(Items from a figure collection)
------------------------------------------------------------------------
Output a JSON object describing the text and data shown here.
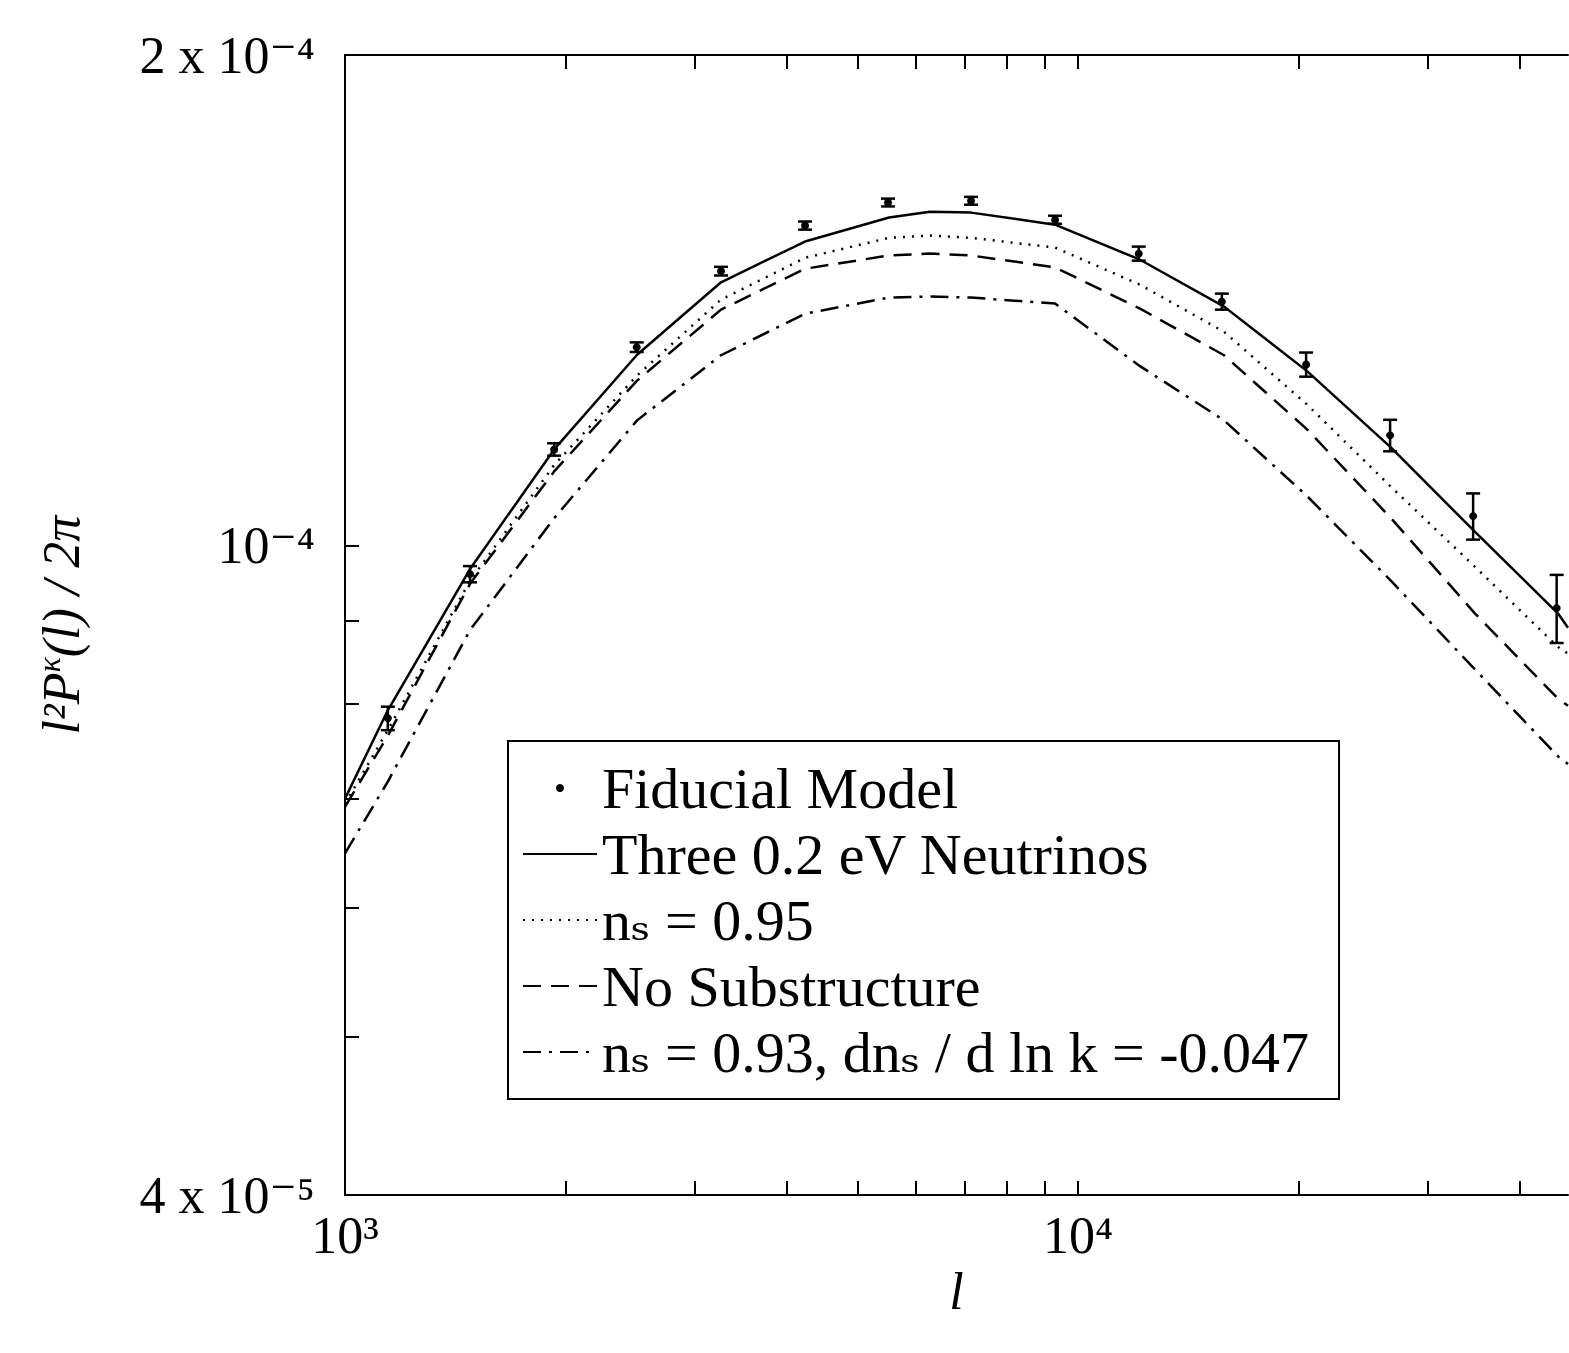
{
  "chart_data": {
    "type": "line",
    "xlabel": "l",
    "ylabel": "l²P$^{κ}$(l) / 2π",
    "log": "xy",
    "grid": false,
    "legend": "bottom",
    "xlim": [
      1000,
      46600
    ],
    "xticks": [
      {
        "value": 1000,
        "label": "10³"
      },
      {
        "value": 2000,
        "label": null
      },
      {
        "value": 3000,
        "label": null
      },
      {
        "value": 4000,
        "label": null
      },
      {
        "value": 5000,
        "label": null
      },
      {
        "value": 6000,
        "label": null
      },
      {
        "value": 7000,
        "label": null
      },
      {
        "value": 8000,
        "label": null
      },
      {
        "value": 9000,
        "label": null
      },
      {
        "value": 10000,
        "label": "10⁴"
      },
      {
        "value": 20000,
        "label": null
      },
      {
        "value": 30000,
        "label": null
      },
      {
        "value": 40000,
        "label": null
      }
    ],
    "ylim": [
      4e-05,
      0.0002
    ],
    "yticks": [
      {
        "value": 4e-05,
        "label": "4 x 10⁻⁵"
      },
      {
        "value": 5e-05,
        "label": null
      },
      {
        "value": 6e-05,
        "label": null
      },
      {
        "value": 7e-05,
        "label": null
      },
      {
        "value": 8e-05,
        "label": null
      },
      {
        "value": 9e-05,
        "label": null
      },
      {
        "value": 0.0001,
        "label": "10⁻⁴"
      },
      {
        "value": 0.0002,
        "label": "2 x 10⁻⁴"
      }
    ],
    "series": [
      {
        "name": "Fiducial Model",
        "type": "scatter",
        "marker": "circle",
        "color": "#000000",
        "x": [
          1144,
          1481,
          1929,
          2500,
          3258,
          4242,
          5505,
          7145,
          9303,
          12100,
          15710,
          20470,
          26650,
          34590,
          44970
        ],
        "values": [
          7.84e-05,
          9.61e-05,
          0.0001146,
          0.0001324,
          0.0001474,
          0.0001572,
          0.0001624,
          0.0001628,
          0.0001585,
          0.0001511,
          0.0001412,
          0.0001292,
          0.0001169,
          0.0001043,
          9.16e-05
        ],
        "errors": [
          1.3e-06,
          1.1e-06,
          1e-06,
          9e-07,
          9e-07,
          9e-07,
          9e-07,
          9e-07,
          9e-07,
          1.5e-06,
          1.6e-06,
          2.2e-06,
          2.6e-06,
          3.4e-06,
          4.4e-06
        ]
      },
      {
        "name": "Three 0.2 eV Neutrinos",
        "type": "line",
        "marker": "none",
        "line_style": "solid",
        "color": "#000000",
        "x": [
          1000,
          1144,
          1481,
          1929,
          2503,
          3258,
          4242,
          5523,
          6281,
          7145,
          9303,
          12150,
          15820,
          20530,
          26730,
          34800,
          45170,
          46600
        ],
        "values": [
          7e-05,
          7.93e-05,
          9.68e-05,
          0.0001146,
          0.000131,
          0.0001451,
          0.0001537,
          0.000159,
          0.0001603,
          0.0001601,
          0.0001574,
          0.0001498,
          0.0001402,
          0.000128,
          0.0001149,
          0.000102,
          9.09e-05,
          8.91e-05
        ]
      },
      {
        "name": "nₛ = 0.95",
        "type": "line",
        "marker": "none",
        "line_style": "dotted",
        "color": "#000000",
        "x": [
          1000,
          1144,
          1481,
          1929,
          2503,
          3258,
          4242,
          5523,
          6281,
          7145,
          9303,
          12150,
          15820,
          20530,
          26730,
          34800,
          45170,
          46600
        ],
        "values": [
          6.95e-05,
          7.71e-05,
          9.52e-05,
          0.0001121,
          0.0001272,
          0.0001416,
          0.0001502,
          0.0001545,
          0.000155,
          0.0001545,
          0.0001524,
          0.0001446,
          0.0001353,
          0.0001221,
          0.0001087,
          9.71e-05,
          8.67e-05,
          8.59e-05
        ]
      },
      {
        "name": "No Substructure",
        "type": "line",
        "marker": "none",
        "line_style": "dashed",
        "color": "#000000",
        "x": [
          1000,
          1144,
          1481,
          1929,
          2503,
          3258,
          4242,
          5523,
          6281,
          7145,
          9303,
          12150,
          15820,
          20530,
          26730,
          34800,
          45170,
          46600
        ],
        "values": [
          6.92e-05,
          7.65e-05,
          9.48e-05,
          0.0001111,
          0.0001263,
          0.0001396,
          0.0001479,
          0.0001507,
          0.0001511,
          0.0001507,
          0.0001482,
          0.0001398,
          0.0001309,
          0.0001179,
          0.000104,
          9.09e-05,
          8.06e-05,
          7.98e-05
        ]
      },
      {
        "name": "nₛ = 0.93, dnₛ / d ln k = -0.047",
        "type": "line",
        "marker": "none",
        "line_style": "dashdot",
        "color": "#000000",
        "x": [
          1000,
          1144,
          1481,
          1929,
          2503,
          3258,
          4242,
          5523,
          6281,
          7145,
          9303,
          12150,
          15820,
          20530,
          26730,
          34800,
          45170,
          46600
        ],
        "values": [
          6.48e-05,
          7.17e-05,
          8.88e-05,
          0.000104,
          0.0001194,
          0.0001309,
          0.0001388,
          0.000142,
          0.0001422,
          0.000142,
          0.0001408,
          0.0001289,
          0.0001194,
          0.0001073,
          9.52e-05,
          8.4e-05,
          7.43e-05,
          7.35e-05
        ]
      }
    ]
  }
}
------------------------------------------------------------------------
→ GIVEN PROBLEM
Quote the material word for word, dropping any images it holds.

→ COMPLETED EXERCISE
Output a JSON object describing the text and data shown here.
{
  "chart_data": {
    "type": "line",
    "xlabel": "l",
    "ylabel": "l²P$^{κ}$(l) / 2π",
    "log": "xy",
    "grid": false,
    "legend": "bottom",
    "xlim": [
      1000,
      46600
    ],
    "xticks": [
      {
        "value": 1000,
        "label": "10³"
      },
      {
        "value": 2000,
        "label": null
      },
      {
        "value": 3000,
        "label": null
      },
      {
        "value": 4000,
        "label": null
      },
      {
        "value": 5000,
        "label": null
      },
      {
        "value": 6000,
        "label": null
      },
      {
        "value": 7000,
        "label": null
      },
      {
        "value": 8000,
        "label": null
      },
      {
        "value": 9000,
        "label": null
      },
      {
        "value": 10000,
        "label": "10⁴"
      },
      {
        "value": 20000,
        "label": null
      },
      {
        "value": 30000,
        "label": null
      },
      {
        "value": 40000,
        "label": null
      }
    ],
    "ylim": [
      4e-05,
      0.0002
    ],
    "yticks": [
      {
        "value": 4e-05,
        "label": "4 x 10⁻⁵"
      },
      {
        "value": 5e-05,
        "label": null
      },
      {
        "value": 6e-05,
        "label": null
      },
      {
        "value": 7e-05,
        "label": null
      },
      {
        "value": 8e-05,
        "label": null
      },
      {
        "value": 9e-05,
        "label": null
      },
      {
        "value": 0.0001,
        "label": "10⁻⁴"
      },
      {
        "value": 0.0002,
        "label": "2 x 10⁻⁴"
      }
    ],
    "series": [
      {
        "name": "Fiducial Model",
        "type": "scatter",
        "marker": "circle",
        "color": "#000000",
        "x": [
          1144,
          1481,
          1929,
          2500,
          3258,
          4242,
          5505,
          7145,
          9303,
          12100,
          15710,
          20470,
          26650,
          34590,
          44970
        ],
        "values": [
          7.84e-05,
          9.61e-05,
          0.0001146,
          0.0001324,
          0.0001474,
          0.0001572,
          0.0001624,
          0.0001628,
          0.0001585,
          0.0001511,
          0.0001412,
          0.0001292,
          0.0001169,
          0.0001043,
          9.16e-05
        ],
        "errors": [
          1.3e-06,
          1.1e-06,
          1e-06,
          9e-07,
          9e-07,
          9e-07,
          9e-07,
          9e-07,
          9e-07,
          1.5e-06,
          1.6e-06,
          2.2e-06,
          2.6e-06,
          3.4e-06,
          4.4e-06
        ]
      },
      {
        "name": "Three 0.2 eV Neutrinos",
        "type": "line",
        "marker": "none",
        "line_style": "solid",
        "color": "#000000",
        "x": [
          1000,
          1144,
          1481,
          1929,
          2503,
          3258,
          4242,
          5523,
          6281,
          7145,
          9303,
          12150,
          15820,
          20530,
          26730,
          34800,
          45170,
          46600
        ],
        "values": [
          7e-05,
          7.93e-05,
          9.68e-05,
          0.0001146,
          0.000131,
          0.0001451,
          0.0001537,
          0.000159,
          0.0001603,
          0.0001601,
          0.0001574,
          0.0001498,
          0.0001402,
          0.000128,
          0.0001149,
          0.000102,
          9.09e-05,
          8.91e-05
        ]
      },
      {
        "name": "nₛ = 0.95",
        "type": "line",
        "marker": "none",
        "line_style": "dotted",
        "color": "#000000",
        "x": [
          1000,
          1144,
          1481,
          1929,
          2503,
          3258,
          4242,
          5523,
          6281,
          7145,
          9303,
          12150,
          15820,
          20530,
          26730,
          34800,
          45170,
          46600
        ],
        "values": [
          6.95e-05,
          7.71e-05,
          9.52e-05,
          0.0001121,
          0.0001272,
          0.0001416,
          0.0001502,
          0.0001545,
          0.000155,
          0.0001545,
          0.0001524,
          0.0001446,
          0.0001353,
          0.0001221,
          0.0001087,
          9.71e-05,
          8.67e-05,
          8.59e-05
        ]
      },
      {
        "name": "No Substructure",
        "type": "line",
        "marker": "none",
        "line_style": "dashed",
        "color": "#000000",
        "x": [
          1000,
          1144,
          1481,
          1929,
          2503,
          3258,
          4242,
          5523,
          6281,
          7145,
          9303,
          12150,
          15820,
          20530,
          26730,
          34800,
          45170,
          46600
        ],
        "values": [
          6.92e-05,
          7.65e-05,
          9.48e-05,
          0.0001111,
          0.0001263,
          0.0001396,
          0.0001479,
          0.0001507,
          0.0001511,
          0.0001507,
          0.0001482,
          0.0001398,
          0.0001309,
          0.0001179,
          0.000104,
          9.09e-05,
          8.06e-05,
          7.98e-05
        ]
      },
      {
        "name": "nₛ = 0.93, dnₛ / d ln k = -0.047",
        "type": "line",
        "marker": "none",
        "line_style": "dashdot",
        "color": "#000000",
        "x": [
          1000,
          1144,
          1481,
          1929,
          2503,
          3258,
          4242,
          5523,
          6281,
          7145,
          9303,
          12150,
          15820,
          20530,
          26730,
          34800,
          45170,
          46600
        ],
        "values": [
          6.48e-05,
          7.17e-05,
          8.88e-05,
          0.000104,
          0.0001194,
          0.0001309,
          0.0001388,
          0.000142,
          0.0001422,
          0.000142,
          0.0001408,
          0.0001289,
          0.0001194,
          0.0001073,
          9.52e-05,
          8.4e-05,
          7.43e-05,
          7.35e-05
        ]
      }
    ]
  }
}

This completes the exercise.